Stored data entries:
....................

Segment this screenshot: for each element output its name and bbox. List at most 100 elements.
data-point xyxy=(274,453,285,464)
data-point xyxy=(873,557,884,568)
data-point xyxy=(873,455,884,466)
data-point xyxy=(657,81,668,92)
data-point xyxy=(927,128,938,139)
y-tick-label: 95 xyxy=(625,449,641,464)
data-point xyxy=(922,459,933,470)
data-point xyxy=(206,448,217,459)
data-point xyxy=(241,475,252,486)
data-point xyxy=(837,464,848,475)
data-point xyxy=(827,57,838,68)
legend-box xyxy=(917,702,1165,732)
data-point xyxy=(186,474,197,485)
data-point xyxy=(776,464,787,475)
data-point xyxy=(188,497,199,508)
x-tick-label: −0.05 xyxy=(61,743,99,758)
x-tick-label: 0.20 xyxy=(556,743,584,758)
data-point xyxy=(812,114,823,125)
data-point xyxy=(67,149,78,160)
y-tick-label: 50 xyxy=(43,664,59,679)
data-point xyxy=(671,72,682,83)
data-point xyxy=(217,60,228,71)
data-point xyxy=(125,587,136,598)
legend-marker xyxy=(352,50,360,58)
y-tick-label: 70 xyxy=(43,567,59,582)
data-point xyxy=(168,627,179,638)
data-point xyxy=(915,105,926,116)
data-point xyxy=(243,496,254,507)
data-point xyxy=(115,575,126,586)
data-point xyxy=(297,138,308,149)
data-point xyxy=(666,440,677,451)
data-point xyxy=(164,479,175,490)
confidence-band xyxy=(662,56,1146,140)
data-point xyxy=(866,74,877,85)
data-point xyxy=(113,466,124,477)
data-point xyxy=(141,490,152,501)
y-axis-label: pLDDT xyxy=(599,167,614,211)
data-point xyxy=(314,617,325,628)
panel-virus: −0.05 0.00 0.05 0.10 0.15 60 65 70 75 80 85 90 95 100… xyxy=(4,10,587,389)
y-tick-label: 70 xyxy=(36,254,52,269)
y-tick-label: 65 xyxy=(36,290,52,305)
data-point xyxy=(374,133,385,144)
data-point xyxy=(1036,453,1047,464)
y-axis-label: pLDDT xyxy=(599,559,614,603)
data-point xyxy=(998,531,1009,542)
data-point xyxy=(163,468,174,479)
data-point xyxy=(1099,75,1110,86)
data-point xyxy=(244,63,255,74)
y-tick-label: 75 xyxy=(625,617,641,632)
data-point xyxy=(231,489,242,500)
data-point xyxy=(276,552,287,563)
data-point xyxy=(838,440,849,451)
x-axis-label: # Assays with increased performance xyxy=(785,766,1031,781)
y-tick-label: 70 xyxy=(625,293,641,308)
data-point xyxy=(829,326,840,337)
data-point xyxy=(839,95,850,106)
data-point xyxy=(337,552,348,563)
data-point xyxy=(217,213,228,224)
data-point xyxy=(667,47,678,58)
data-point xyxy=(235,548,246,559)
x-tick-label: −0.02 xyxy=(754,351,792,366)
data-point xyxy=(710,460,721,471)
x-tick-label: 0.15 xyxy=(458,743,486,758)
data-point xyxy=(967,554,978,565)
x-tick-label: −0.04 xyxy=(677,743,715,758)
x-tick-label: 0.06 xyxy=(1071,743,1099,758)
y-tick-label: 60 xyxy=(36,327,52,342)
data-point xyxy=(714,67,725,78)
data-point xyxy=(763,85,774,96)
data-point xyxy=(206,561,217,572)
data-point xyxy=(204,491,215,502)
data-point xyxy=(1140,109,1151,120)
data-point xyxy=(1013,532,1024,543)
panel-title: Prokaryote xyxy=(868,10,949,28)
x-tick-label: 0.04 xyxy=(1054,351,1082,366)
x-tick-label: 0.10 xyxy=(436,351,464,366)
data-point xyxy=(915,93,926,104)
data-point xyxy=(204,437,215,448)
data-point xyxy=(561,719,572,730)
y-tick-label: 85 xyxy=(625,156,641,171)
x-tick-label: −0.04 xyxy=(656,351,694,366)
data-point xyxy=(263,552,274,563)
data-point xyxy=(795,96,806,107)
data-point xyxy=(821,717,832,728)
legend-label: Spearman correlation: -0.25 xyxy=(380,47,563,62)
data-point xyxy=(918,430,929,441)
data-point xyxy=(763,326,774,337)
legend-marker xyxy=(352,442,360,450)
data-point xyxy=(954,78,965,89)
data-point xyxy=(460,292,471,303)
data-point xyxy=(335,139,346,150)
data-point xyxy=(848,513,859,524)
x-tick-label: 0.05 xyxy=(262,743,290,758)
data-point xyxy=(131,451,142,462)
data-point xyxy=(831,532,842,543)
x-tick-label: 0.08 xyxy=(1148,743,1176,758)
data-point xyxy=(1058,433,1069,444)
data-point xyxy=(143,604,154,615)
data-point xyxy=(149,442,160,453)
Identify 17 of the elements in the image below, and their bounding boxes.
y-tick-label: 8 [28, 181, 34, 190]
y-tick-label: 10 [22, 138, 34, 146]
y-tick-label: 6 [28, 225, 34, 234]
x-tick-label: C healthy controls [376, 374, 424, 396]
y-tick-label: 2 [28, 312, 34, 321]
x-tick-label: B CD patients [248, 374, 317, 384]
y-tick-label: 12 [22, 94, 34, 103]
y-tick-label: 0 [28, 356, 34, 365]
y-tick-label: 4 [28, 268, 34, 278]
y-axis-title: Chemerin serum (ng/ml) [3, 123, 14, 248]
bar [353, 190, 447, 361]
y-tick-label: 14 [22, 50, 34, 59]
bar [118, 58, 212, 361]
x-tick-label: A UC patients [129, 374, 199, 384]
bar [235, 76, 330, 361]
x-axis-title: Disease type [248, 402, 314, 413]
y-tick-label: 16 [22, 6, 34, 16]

....................

TRY IT: From the first line to the last, please write out the entries exactly.

TASK RESULT:
Segment this screenshot: for each element output its name and bbox. List at most 100 elements.
data-point xyxy=(274,453,285,464)
data-point xyxy=(873,557,884,568)
data-point xyxy=(873,455,884,466)
data-point xyxy=(657,81,668,92)
data-point xyxy=(927,128,938,139)
y-tick-label: 95 xyxy=(625,449,641,464)
data-point xyxy=(922,459,933,470)
data-point xyxy=(206,448,217,459)
data-point xyxy=(241,475,252,486)
data-point xyxy=(837,464,848,475)
data-point xyxy=(827,57,838,68)
legend-box xyxy=(917,702,1165,732)
data-point xyxy=(186,474,197,485)
data-point xyxy=(776,464,787,475)
data-point xyxy=(188,497,199,508)
x-tick-label: −0.05 xyxy=(61,743,99,758)
x-tick-label: 0.20 xyxy=(556,743,584,758)
data-point xyxy=(812,114,823,125)
data-point xyxy=(67,149,78,160)
y-tick-label: 50 xyxy=(43,664,59,679)
data-point xyxy=(671,72,682,83)
data-point xyxy=(217,60,228,71)
data-point xyxy=(125,587,136,598)
legend-marker xyxy=(352,50,360,58)
y-tick-label: 70 xyxy=(43,567,59,582)
data-point xyxy=(168,627,179,638)
data-point xyxy=(915,105,926,116)
data-point xyxy=(243,496,254,507)
data-point xyxy=(115,575,126,586)
data-point xyxy=(297,138,308,149)
data-point xyxy=(666,440,677,451)
data-point xyxy=(164,479,175,490)
confidence-band xyxy=(662,56,1146,140)
data-point xyxy=(866,74,877,85)
data-point xyxy=(113,466,124,477)
data-point xyxy=(141,490,152,501)
y-axis-label: pLDDT xyxy=(599,167,614,211)
data-point xyxy=(314,617,325,628)
panel-virus: −0.05 0.00 0.05 0.10 0.15 60 65 70 75 80 85 90 95 100… xyxy=(4,10,587,389)
y-tick-label: 70 xyxy=(36,254,52,269)
y-tick-label: 65 xyxy=(36,290,52,305)
data-point xyxy=(374,133,385,144)
data-point xyxy=(1036,453,1047,464)
y-axis-label: pLDDT xyxy=(599,559,614,603)
data-point xyxy=(998,531,1009,542)
data-point xyxy=(163,468,174,479)
data-point xyxy=(1099,75,1110,86)
data-point xyxy=(244,63,255,74)
y-tick-label: 75 xyxy=(625,617,641,632)
data-point xyxy=(231,489,242,500)
data-point xyxy=(276,552,287,563)
data-point xyxy=(838,440,849,451)
x-axis-label: # Assays with increased performance xyxy=(785,766,1031,781)
y-tick-label: 70 xyxy=(625,293,641,308)
data-point xyxy=(829,326,840,337)
data-point xyxy=(839,95,850,106)
data-point xyxy=(337,552,348,563)
data-point xyxy=(217,213,228,224)
data-point xyxy=(667,47,678,58)
data-point xyxy=(235,548,246,559)
x-tick-label: −0.02 xyxy=(754,351,792,366)
data-point xyxy=(710,460,721,471)
x-tick-label: 0.15 xyxy=(458,743,486,758)
data-point xyxy=(967,554,978,565)
x-tick-label: −0.04 xyxy=(677,743,715,758)
x-tick-label: 0.06 xyxy=(1071,743,1099,758)
y-tick-label: 60 xyxy=(36,327,52,342)
data-point xyxy=(714,67,725,78)
data-point xyxy=(763,85,774,96)
data-point xyxy=(206,561,217,572)
data-point xyxy=(204,491,215,502)
data-point xyxy=(1140,109,1151,120)
data-point xyxy=(1013,532,1024,543)
panel-title: Prokaryote xyxy=(868,10,949,28)
x-tick-label: 0.04 xyxy=(1054,351,1082,366)
x-tick-label: 0.10 xyxy=(436,351,464,366)
data-point xyxy=(915,93,926,104)
data-point xyxy=(204,437,215,448)
data-point xyxy=(561,719,572,730)
y-tick-label: 85 xyxy=(625,156,641,171)
x-tick-label: −0.04 xyxy=(656,351,694,366)
data-point xyxy=(263,552,274,563)
data-point xyxy=(795,96,806,107)
data-point xyxy=(821,717,832,728)
legend-label: Spearman correlation: -0.25 xyxy=(380,47,563,62)
data-point xyxy=(918,430,929,441)
data-point xyxy=(763,326,774,337)
legend-marker xyxy=(352,442,360,450)
data-point xyxy=(954,78,965,89)
data-point xyxy=(460,292,471,303)
data-point xyxy=(335,139,346,150)
data-point xyxy=(848,513,859,524)
x-tick-label: 0.05 xyxy=(262,743,290,758)
data-point xyxy=(131,451,142,462)
data-point xyxy=(831,532,842,543)
x-tick-label: 0.08 xyxy=(1148,743,1176,758)
data-point xyxy=(1058,433,1069,444)
data-point xyxy=(143,604,154,615)
data-point xyxy=(149,442,160,453)
Identify 17 of the elements in the image below, and their bounding boxes.
y-tick-label: 8 [28, 181, 34, 190]
y-tick-label: 10 [22, 138, 34, 146]
y-tick-label: 6 [28, 225, 34, 234]
x-tick-label: C healthy controls [376, 374, 424, 396]
y-tick-label: 2 [28, 312, 34, 321]
x-tick-label: B CD patients [248, 374, 317, 384]
y-tick-label: 12 [22, 94, 34, 103]
y-tick-label: 0 [28, 356, 34, 365]
y-tick-label: 4 [28, 268, 34, 278]
y-axis-title: Chemerin serum (ng/ml) [3, 123, 14, 248]
bar [353, 190, 447, 361]
y-tick-label: 14 [22, 50, 34, 59]
bar [118, 58, 212, 361]
x-tick-label: A UC patients [129, 374, 199, 384]
bar [235, 76, 330, 361]
x-axis-title: Disease type [248, 402, 314, 413]
y-tick-label: 16 [22, 6, 34, 16]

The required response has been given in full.